Recall the last time Chris talked about voting out CeCe, “I’m not sure how CeCe doesn’t go home tonight.” As we mentioned then, this was factually correct: he wasn’t sure, in the end, how she didn’t go home. This time, however, he definitively states that CeCe will be voted off. “CeCe’s gone,” he says, subtitled to Michelle and Zeke. Because Chris has always been factually correct, this is the surefire signal that CeCe will go home tonight. His status as a reliable narrator is intact.

####

● **TASK A**:
Please give each line of the entries below as a string in a JSON list, one string per line, with blank lines and the pictures left out.

● **RECORDS PROVIDED**:
####

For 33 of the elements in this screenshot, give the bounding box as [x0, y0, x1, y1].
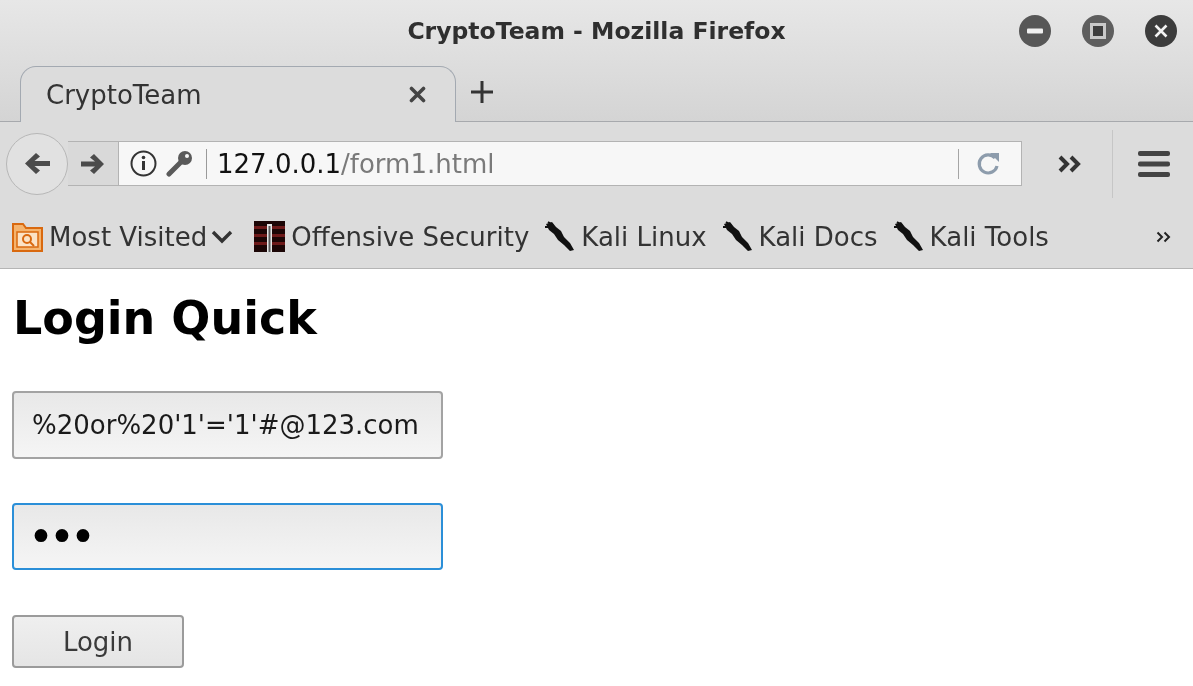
plus-icon[interactable] [470, 79, 494, 104]
site-icon [721, 221, 753, 252]
close-icon[interactable] [1145, 15, 1177, 47]
bookmark-item[interactable]: Most Visited [12, 221, 240, 252]
login-button[interactable]: Login [12, 615, 184, 668]
bookmark-item[interactable]: Kali Docs [721, 221, 878, 252]
bookmark-item[interactable]: Kali Tools [892, 221, 1049, 252]
folder-icon [12, 221, 43, 252]
double-chevron-icon[interactable] [1058, 154, 1082, 173]
tile-icon [254, 221, 286, 252]
address-field[interactable]: 127.0.0.1/form1.html [118, 141, 1022, 186]
maximize-icon[interactable] [1082, 15, 1114, 47]
arrow-right-icon [80, 152, 105, 175]
page-heading: Login Quick [13, 291, 317, 345]
chevron-down-icon [211, 229, 234, 244]
site-icon [892, 221, 924, 252]
double-chevron-icon[interactable] [1156, 230, 1171, 243]
url-text: 127.0.0.1/form1.html [217, 148, 495, 179]
menu-icon[interactable] [1138, 150, 1170, 177]
bookmark-item[interactable]: Offensive Security [254, 221, 530, 252]
key-icon[interactable] [166, 150, 193, 177]
info-icon[interactable] [130, 150, 157, 177]
browser-tab[interactable]: CryptoTeam [20, 66, 456, 122]
minimize-icon[interactable] [1019, 15, 1051, 47]
reload-icon[interactable] [976, 151, 1001, 176]
email-field[interactable]: %20or%20'1'='1'#@123.com [12, 391, 443, 459]
site-icon [544, 221, 576, 252]
password-field[interactable]: ••• [12, 503, 443, 570]
window-title: CryptoTeam - Mozilla Firefox [407, 17, 786, 45]
arrow-left-icon [23, 152, 51, 175]
bookmark-item[interactable]: Kali Linux [544, 221, 707, 252]
forward-button[interactable] [68, 141, 118, 186]
close-icon[interactable] [409, 86, 426, 103]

####

● **TASK B**:
Write the next part of the passage about Chris predicting that CeCe will be voted off, picking up after its final sentence.

● **WRITTEN ANSWER A**:
[
  "For 33 of the elements in this screenshot, give the bounding box as [x0, y0, x1, y1].",
  "plus-icon[interactable] [470, 79, 494, 104]",
  "site-icon [721, 221, 753, 252]",
  "close-icon[interactable] [1145, 15, 1177, 47]",
  "bookmark-item[interactable]: Most Visited [12, 221, 240, 252]",
  "login-button[interactable]: Login [12, 615, 184, 668]",
  "bookmark-item[interactable]: Kali Docs [721, 221, 878, 252]",
  "bookmark-item[interactable]: Kali Tools [892, 221, 1049, 252]",
  "folder-icon [12, 221, 43, 252]",
  "double-chevron-icon[interactable] [1058, 154, 1082, 173]",
  "tile-icon [254, 221, 286, 252]",
  "address-field[interactable]: 127.0.0.1/form1.html [118, 141, 1022, 186]",
  "maximize-icon[interactable] [1082, 15, 1114, 47]",
  "arrow-right-icon [80, 152, 105, 175]",
  "page-heading: Login Quick [13, 291, 317, 345]",
  "chevron-down-icon [211, 229, 234, 244]",
  "site-icon [892, 221, 924, 252]",
  "double-chevron-icon[interactable] [1156, 230, 1171, 243]",
  "url-text: 127.0.0.1/form1.html [217, 148, 495, 179]",
  "menu-icon[interactable] [1138, 150, 1170, 177]",
  "bookmark-item[interactable]: Offensive Security [254, 221, 530, 252]",
  "key-icon[interactable] [166, 150, 193, 177]",
  "info-icon[interactable] [130, 150, 157, 177]",
  "browser-tab[interactable]: CryptoTeam [20, 66, 456, 122]",
  "minimize-icon[interactable] [1019, 15, 1051, 47]",
  "reload-icon[interactable] [976, 151, 1001, 176]",
  "email-field[interactable]: %20or%20'1'='1'#@123.com [12, 391, 443, 459]",
  "site-icon [544, 221, 576, 252]",
  "password-field[interactable]: ••• [12, 503, 443, 570]",
  "window-title: CryptoTeam - Mozilla Firefox [407, 17, 786, 45]",
  "arrow-left-icon [23, 152, 51, 175]",
  "bookmark-item[interactable]: Kali Linux [544, 221, 707, 252]",
  "forward-button[interactable] [68, 141, 118, 186]",
  "close-icon[interactable] [409, 86, 426, 103]"
]

● **WRITTEN ANSWER B**:
There’s some mixed tone to Chris’ edit as well. On the one hand, Zeke gushed about him all episode long. “Not only did he play for the Sooners, he was on the 2000 National Championship team. These guys are my childhood heroes! That National Championship was one of the biggest events of my childhood!…I want to work with the big ginger-haired football player.” On the flip side, he’s also shown to be a very negative presence. “I’m going to be the first one to choke David in front of the whole nation,” he tells Zeke and Michelle in front of David if David blindsides him again. Though it is in jest and everyone’s laughing, it still raises one’s eyebrows, and to punctuate it, it even comes up at tribal. So Chris is a physically imposing football champion “childhood hero” who literally threatens the little guy… Neither these P nor N signals were so overt as to warrant the M rating, but it’s something to keep an eye on as his character develops.
Like Adam, the edit waited a while before showing Michelle’s perspective on the swap. She enters the picture, literally and figuratively, when Zeke is talking about not having dreams at all. The camera is on Michelle the whole time, slowly walking up to the rest of tribe the during this conversation. Is it because she’s a dreamer, the one with big dreams? Is it because she will thwart any dreams Zeke may have in this game?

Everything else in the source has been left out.